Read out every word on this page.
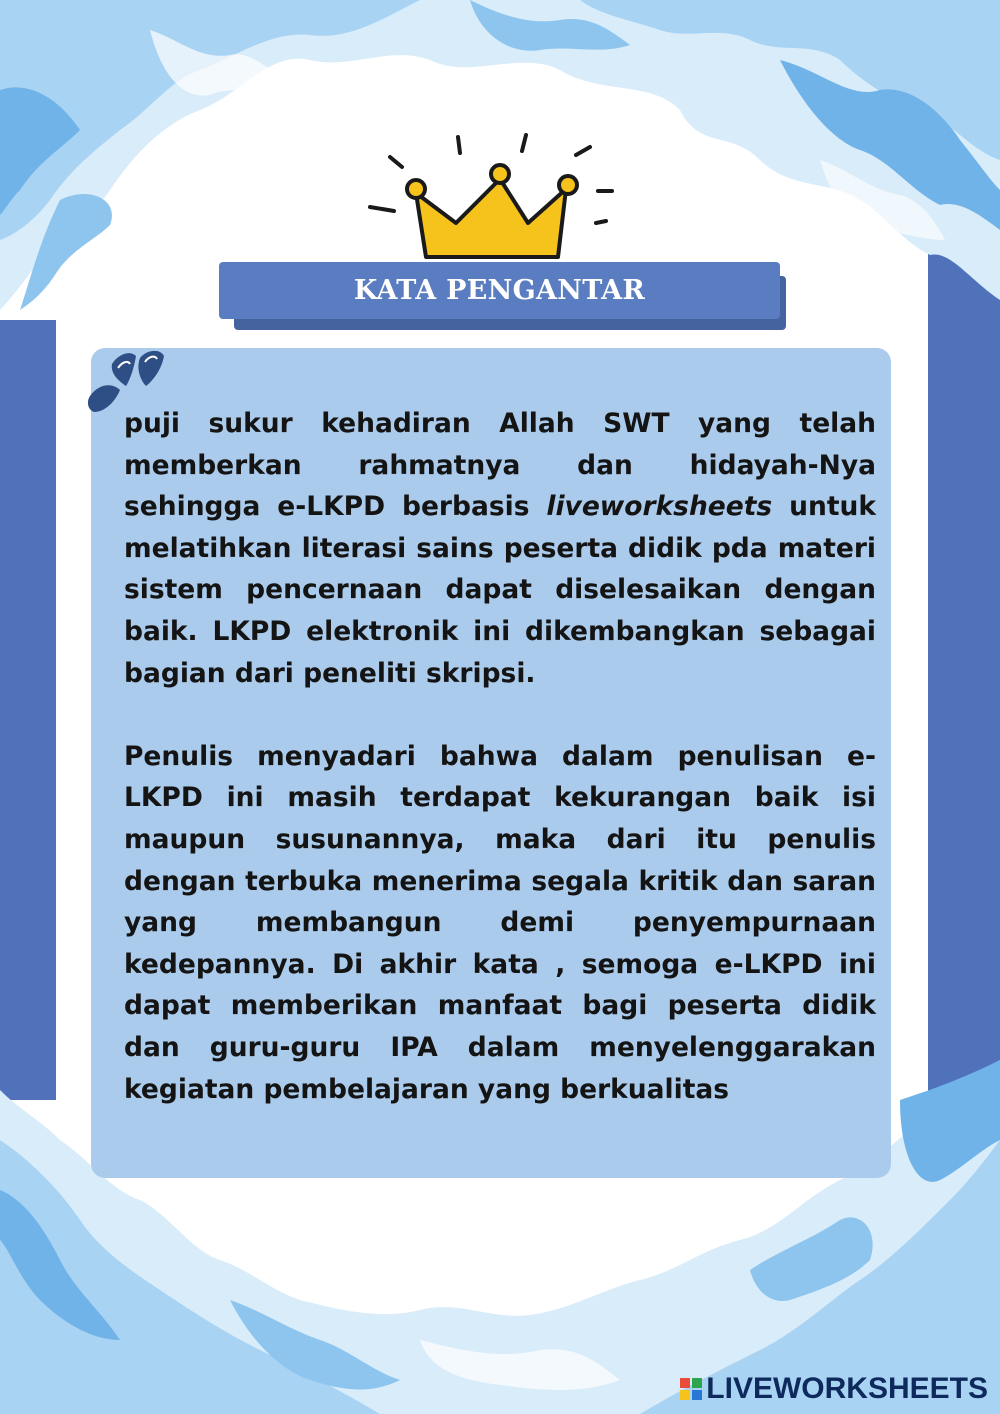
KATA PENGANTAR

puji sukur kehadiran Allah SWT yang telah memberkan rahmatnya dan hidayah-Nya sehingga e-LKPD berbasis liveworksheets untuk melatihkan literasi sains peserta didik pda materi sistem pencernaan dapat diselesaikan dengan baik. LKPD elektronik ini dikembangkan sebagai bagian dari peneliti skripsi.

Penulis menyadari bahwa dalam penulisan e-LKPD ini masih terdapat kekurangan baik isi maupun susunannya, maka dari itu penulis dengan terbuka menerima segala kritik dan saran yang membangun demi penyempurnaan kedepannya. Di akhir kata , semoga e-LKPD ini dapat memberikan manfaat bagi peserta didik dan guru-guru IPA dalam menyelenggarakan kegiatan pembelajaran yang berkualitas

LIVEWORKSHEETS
++++
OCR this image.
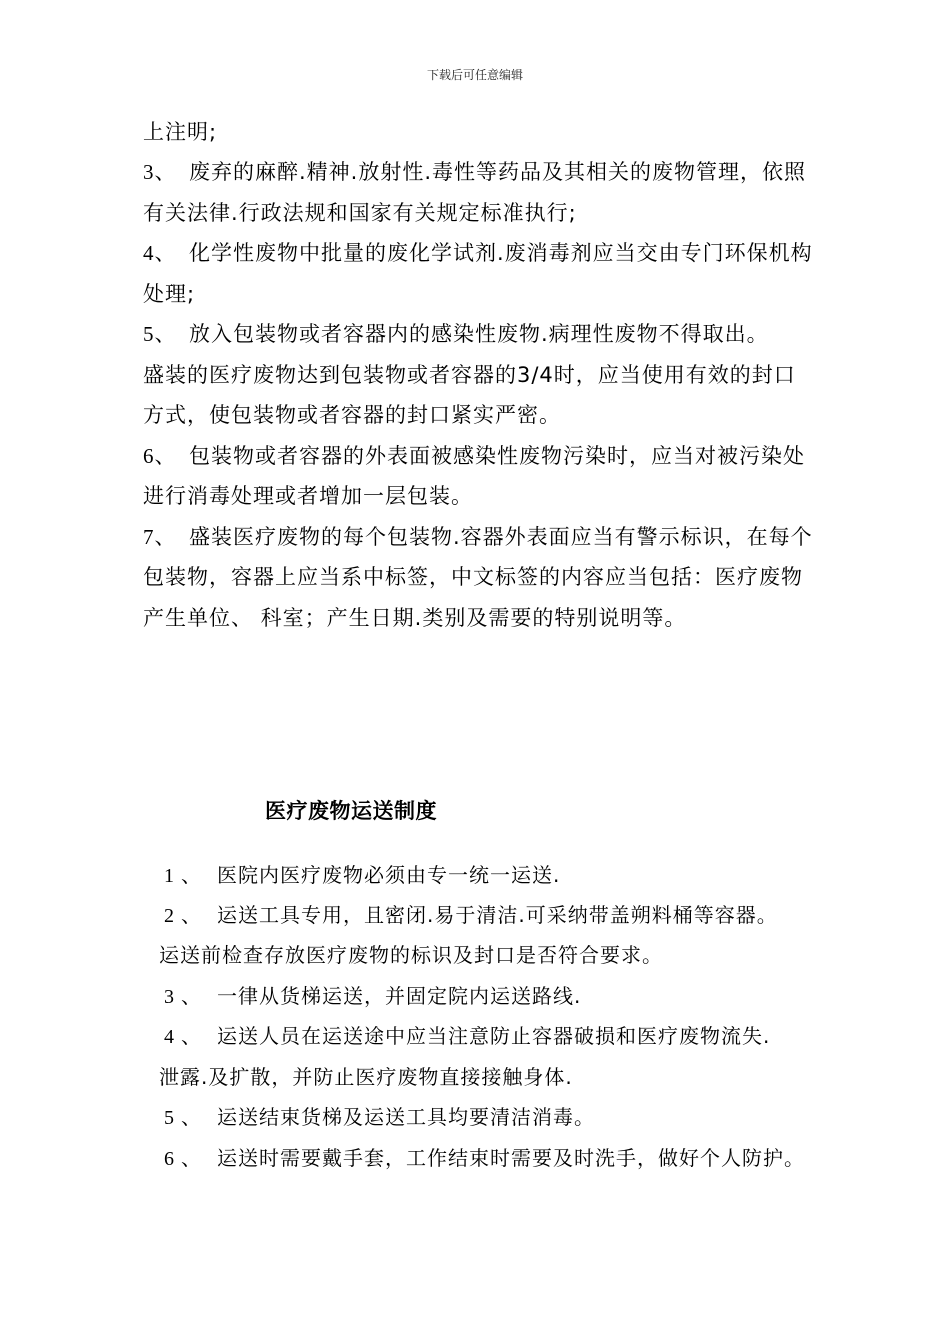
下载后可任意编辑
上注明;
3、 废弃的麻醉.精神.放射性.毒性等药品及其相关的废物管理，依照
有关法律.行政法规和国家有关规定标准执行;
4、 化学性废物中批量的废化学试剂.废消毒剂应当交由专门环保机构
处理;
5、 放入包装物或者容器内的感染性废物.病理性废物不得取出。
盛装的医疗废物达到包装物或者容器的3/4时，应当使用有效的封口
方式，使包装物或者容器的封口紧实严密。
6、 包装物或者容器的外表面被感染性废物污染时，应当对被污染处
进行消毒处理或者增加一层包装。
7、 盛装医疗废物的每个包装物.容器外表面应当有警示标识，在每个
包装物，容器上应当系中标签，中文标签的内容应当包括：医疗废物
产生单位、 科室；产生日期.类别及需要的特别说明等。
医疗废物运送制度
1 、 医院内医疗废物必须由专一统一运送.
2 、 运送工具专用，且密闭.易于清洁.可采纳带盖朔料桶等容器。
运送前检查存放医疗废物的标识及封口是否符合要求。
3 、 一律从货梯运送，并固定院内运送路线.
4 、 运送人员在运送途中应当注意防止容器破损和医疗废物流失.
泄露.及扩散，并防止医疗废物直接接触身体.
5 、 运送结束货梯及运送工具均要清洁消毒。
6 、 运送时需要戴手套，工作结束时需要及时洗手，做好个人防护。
++++
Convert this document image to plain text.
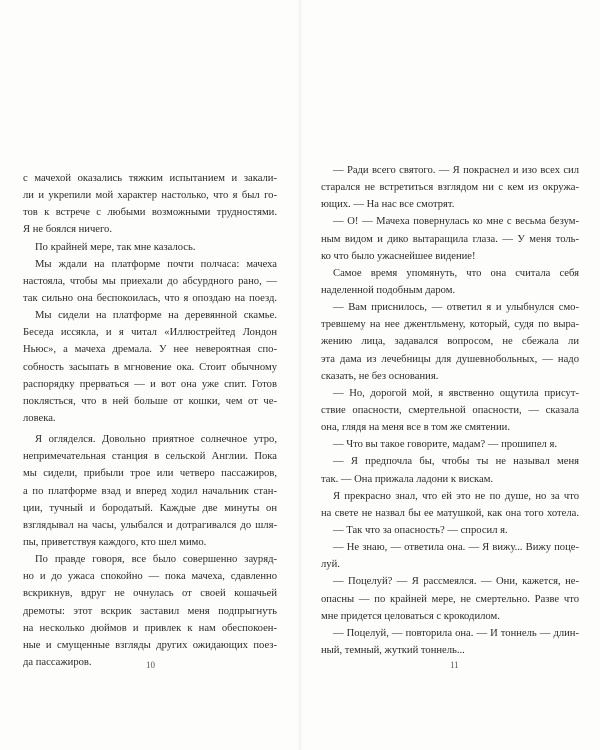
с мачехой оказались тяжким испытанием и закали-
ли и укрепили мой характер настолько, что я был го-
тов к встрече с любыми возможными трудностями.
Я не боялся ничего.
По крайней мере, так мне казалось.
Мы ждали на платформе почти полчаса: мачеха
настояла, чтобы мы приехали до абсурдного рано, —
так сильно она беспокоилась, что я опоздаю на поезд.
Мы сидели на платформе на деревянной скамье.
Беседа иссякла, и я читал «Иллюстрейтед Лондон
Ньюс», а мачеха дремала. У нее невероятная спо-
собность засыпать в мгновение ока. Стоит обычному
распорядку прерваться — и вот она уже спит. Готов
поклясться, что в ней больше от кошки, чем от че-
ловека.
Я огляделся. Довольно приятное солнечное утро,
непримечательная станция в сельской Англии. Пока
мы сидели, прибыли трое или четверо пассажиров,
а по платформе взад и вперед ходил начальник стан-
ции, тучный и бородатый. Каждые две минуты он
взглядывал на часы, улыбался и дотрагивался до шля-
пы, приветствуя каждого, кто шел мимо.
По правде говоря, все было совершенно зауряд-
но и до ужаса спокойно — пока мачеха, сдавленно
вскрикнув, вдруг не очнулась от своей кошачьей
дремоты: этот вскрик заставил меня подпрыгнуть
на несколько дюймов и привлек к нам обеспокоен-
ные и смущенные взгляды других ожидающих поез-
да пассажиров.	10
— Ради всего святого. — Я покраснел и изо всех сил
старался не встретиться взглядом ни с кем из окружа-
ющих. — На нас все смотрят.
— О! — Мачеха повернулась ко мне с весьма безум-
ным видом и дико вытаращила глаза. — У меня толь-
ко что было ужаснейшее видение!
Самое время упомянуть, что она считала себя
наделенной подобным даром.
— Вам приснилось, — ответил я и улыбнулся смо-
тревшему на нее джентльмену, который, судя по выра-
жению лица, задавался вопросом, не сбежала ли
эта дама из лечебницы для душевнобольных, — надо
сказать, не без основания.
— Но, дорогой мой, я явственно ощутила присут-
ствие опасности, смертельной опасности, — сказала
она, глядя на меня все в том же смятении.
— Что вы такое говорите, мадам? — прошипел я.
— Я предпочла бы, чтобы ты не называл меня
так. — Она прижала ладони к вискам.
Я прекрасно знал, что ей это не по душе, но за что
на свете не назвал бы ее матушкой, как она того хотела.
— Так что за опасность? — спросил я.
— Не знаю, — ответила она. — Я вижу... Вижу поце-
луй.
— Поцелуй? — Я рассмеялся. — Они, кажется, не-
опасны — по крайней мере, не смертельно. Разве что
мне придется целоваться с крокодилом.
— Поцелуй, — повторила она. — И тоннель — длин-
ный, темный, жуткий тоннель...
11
++++
**Task instructions:** Among the entries above, identify all lines with "this" and copy them.

**Response to the task:**
Read out every word on this page.
OCR this image.
Convert this document image to plain text.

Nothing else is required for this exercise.